Lines of data:
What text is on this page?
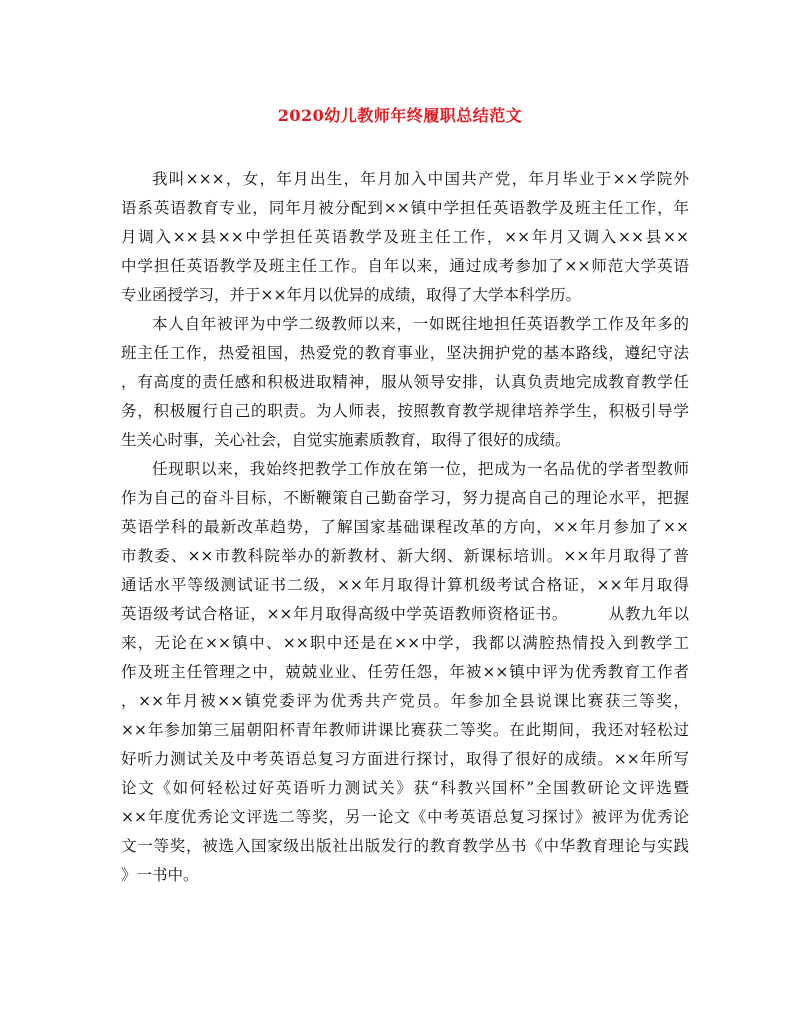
2020幼儿教师年终履职总结范文
我叫×××，女，年月出生，年月加入中国共产党，年月毕业于××学院外
语系英语教育专业，同年月被分配到××镇中学担任英语教学及班主任工作，年
月调入××县××中学担任英语教学及班主任工作，××年月又调入××县××
中学担任英语教学及班主任工作。自年以来，通过成考参加了××师范大学英语
专业函授学习，并于××年月以优异的成绩，取得了大学本科学历。
本人自年被评为中学二级教师以来，一如既往地担任英语教学工作及年多的
班主任工作，热爱祖国，热爱党的教育事业，坚决拥护党的基本路线，遵纪守法
，有高度的责任感和积极进取精神，服从领导安排，认真负责地完成教育教学任
务，积极履行自己的职责。为人师表，按照教育教学规律培养学生，积极引导学
生关心时事，关心社会，自觉实施素质教育，取得了很好的成绩。
任现职以来，我始终把教学工作放在第一位，把成为一名品优的学者型教师
作为自己的奋斗目标，不断鞭策自己勤奋学习，努力提高自己的理论水平，把握
英语学科的最新改革趋势，了解国家基础课程改革的方向，××年月参加了××
市教委、××市教科院举办的新教材、新大纲、新课标培训。××年月取得了普
通话水平等级测试证书二级，××年月取得计算机级考试合格证，××年月取得
英语级考试合格证，××年月取得高级中学英语教师资格证书。　　　从教九年以
来，无论在××镇中、××职中还是在××中学，我都以满腔热情投入到教学工
作及班主任管理之中，兢兢业业、任劳任怨，年被××镇中评为优秀教育工作者
，××年月被××镇党委评为优秀共产党员。年参加全县说课比赛获三等奖，
××年参加第三届朝阳杯青年教师讲课比赛获二等奖。在此期间，我还对轻松过
好听力测试关及中考英语总复习方面进行探讨，取得了很好的成绩。××年所写
论文《如何轻松过好英语听力测试关》获“科教兴国杯”全国教研论文评选暨
××年度优秀论文评选二等奖，另一论文《中考英语总复习探讨》被评为优秀论
文一等奖，被选入国家级出版社出版发行的教育教学丛书《中华教育理论与实践
》一书中。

CHALLENGE:
Make an exact copy of the records shown above, without the pictures.

RESPONSE FOR THIS EXERCISE:
What text is on this page?
2020幼儿教师年终履职总结范文
我叫×××，女，年月出生，年月加入中国共产党，年月毕业于××学院外
语系英语教育专业，同年月被分配到××镇中学担任英语教学及班主任工作，年
月调入××县××中学担任英语教学及班主任工作，××年月又调入××县××
中学担任英语教学及班主任工作。自年以来，通过成考参加了××师范大学英语
专业函授学习，并于××年月以优异的成绩，取得了大学本科学历。
本人自年被评为中学二级教师以来，一如既往地担任英语教学工作及年多的
班主任工作，热爱祖国，热爱党的教育事业，坚决拥护党的基本路线，遵纪守法
，有高度的责任感和积极进取精神，服从领导安排，认真负责地完成教育教学任
务，积极履行自己的职责。为人师表，按照教育教学规律培养学生，积极引导学
生关心时事，关心社会，自觉实施素质教育，取得了很好的成绩。
任现职以来，我始终把教学工作放在第一位，把成为一名品优的学者型教师
作为自己的奋斗目标，不断鞭策自己勤奋学习，努力提高自己的理论水平，把握
英语学科的最新改革趋势，了解国家基础课程改革的方向，××年月参加了××
市教委、××市教科院举办的新教材、新大纲、新课标培训。××年月取得了普
通话水平等级测试证书二级，××年月取得计算机级考试合格证，××年月取得
英语级考试合格证，××年月取得高级中学英语教师资格证书。　　　从教九年以
来，无论在××镇中、××职中还是在××中学，我都以满腔热情投入到教学工
作及班主任管理之中，兢兢业业、任劳任怨，年被××镇中评为优秀教育工作者
，××年月被××镇党委评为优秀共产党员。年参加全县说课比赛获三等奖，
××年参加第三届朝阳杯青年教师讲课比赛获二等奖。在此期间，我还对轻松过
好听力测试关及中考英语总复习方面进行探讨，取得了很好的成绩。××年所写
论文《如何轻松过好英语听力测试关》获“科教兴国杯”全国教研论文评选暨
××年度优秀论文评选二等奖，另一论文《中考英语总复习探讨》被评为优秀论
文一等奖，被选入国家级出版社出版发行的教育教学丛书《中华教育理论与实践
》一书中。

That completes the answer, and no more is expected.